→ **PROBLEM TO WORK ON**
Below is a set of records; print all of them exactly as written.

[Data entries]

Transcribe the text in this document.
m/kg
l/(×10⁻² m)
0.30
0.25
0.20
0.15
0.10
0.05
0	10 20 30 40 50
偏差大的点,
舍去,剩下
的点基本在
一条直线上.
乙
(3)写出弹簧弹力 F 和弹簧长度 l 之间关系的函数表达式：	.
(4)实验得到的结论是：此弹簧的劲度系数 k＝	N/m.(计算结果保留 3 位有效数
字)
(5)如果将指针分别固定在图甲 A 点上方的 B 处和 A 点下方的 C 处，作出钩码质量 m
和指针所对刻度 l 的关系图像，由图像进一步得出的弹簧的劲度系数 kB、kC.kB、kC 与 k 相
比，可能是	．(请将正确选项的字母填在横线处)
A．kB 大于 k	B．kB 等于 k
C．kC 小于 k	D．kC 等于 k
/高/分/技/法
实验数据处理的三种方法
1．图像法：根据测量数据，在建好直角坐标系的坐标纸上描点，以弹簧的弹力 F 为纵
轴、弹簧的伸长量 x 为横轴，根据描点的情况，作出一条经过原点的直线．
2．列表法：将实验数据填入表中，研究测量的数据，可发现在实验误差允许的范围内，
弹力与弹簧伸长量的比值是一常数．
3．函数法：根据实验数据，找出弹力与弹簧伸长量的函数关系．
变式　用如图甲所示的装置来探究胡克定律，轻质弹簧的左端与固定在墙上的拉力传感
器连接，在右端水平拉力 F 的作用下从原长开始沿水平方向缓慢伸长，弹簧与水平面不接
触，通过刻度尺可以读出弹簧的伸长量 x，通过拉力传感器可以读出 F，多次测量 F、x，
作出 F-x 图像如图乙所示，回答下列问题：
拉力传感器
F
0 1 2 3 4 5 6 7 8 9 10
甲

→ **THE RESULT**
Transcribe the text in this document.
m/kg
l/(×10⁻² m)
0.30
0.25
0.20
0.15
0.10
0.05
0	10 20 30 40 50
偏差大的点,
舍去,剩下
的点基本在
一条直线上.
乙
(3)写出弹簧弹力 F 和弹簧长度 l 之间关系的函数表达式：	.
(4)实验得到的结论是：此弹簧的劲度系数 k＝	N/m.(计算结果保留 3 位有效数
字)
(5)如果将指针分别固定在图甲 A 点上方的 B 处和 A 点下方的 C 处，作出钩码质量 m
和指针所对刻度 l 的关系图像，由图像进一步得出的弹簧的劲度系数 kB、kC.kB、kC 与 k 相
比，可能是	．(请将正确选项的字母填在横线处)
A．kB 大于 k	B．kB 等于 k
C．kC 小于 k	D．kC 等于 k
/高/分/技/法
实验数据处理的三种方法
1．图像法：根据测量数据，在建好直角坐标系的坐标纸上描点，以弹簧的弹力 F 为纵
轴、弹簧的伸长量 x 为横轴，根据描点的情况，作出一条经过原点的直线．
2．列表法：将实验数据填入表中，研究测量的数据，可发现在实验误差允许的范围内，
弹力与弹簧伸长量的比值是一常数．
3．函数法：根据实验数据，找出弹力与弹簧伸长量的函数关系．
变式　用如图甲所示的装置来探究胡克定律，轻质弹簧的左端与固定在墙上的拉力传感
器连接，在右端水平拉力 F 的作用下从原长开始沿水平方向缓慢伸长，弹簧与水平面不接
触，通过刻度尺可以读出弹簧的伸长量 x，通过拉力传感器可以读出 F，多次测量 F、x，
作出 F-x 图像如图乙所示，回答下列问题：
拉力传感器
F
0 1 2 3 4 5 6 7 8 9 10
甲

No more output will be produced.